Repeat the data word for word. Do not include the pictures.

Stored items
━━━━━━━━━━━━━━━━━━━━━━━━━━━━━━
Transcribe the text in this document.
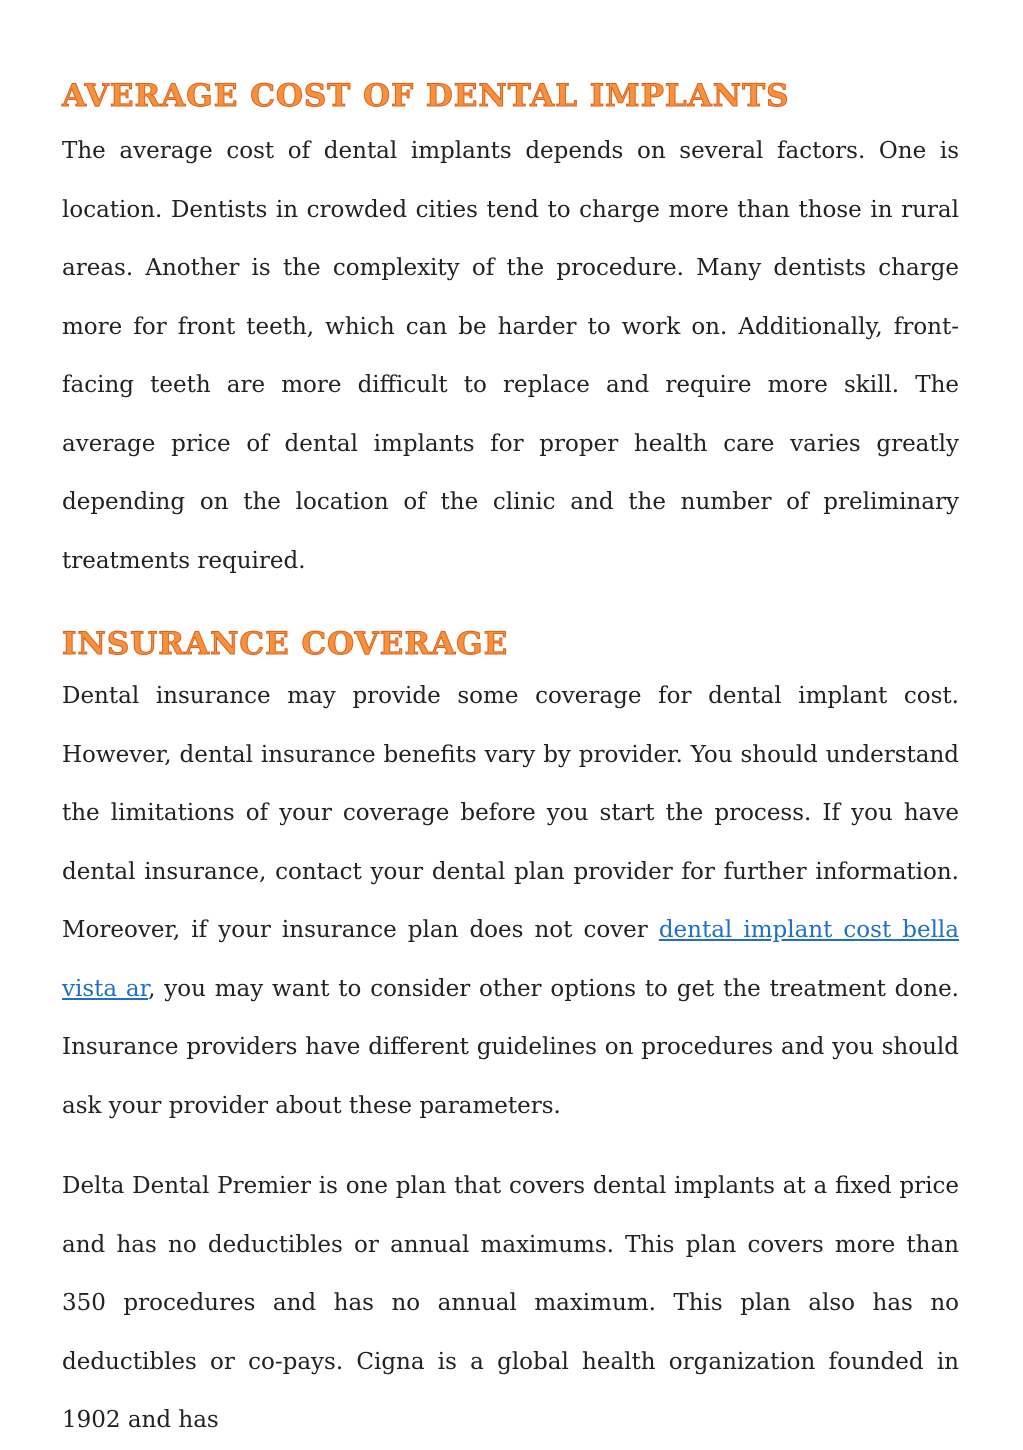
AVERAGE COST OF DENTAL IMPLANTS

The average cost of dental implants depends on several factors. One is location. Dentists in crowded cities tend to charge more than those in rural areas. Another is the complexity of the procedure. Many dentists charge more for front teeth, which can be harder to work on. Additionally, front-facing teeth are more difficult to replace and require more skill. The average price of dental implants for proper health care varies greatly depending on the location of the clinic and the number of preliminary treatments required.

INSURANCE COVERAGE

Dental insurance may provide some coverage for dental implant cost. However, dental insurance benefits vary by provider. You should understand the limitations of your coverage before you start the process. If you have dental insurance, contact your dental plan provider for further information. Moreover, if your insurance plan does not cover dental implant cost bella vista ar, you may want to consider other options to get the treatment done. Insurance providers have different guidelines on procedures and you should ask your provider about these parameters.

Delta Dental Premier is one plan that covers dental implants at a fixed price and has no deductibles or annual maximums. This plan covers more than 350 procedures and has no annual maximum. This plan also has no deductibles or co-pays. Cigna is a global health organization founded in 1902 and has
━━━━━━━━━━━━━━━━━━━━━━━━━━━━━━
### Exercise output
Transcribe the text in this document.
AVERAGE COST OF DENTAL IMPLANTS

The average cost of dental implants depends on several factors. One is location. Dentists in crowded cities tend to charge more than those in rural areas. Another is the complexity of the procedure. Many dentists charge more for front teeth, which can be harder to work on. Additionally, front-facing teeth are more difficult to replace and require more skill. The average price of dental implants for proper health care varies greatly depending on the location of the clinic and the number of preliminary treatments required.

INSURANCE COVERAGE

Dental insurance may provide some coverage for dental implant cost. However, dental insurance benefits vary by provider. You should understand the limitations of your coverage before you start the process. If you have dental insurance, contact your dental plan provider for further information. Moreover, if your insurance plan does not cover dental implant cost bella vista ar, you may want to consider other options to get the treatment done. Insurance providers have different guidelines on procedures and you should ask your provider about these parameters.

Delta Dental Premier is one plan that covers dental implants at a fixed price and has no deductibles or annual maximums. This plan covers more than 350 procedures and has no annual maximum. This plan also has no deductibles or co-pays. Cigna is a global health organization founded in 1902 and has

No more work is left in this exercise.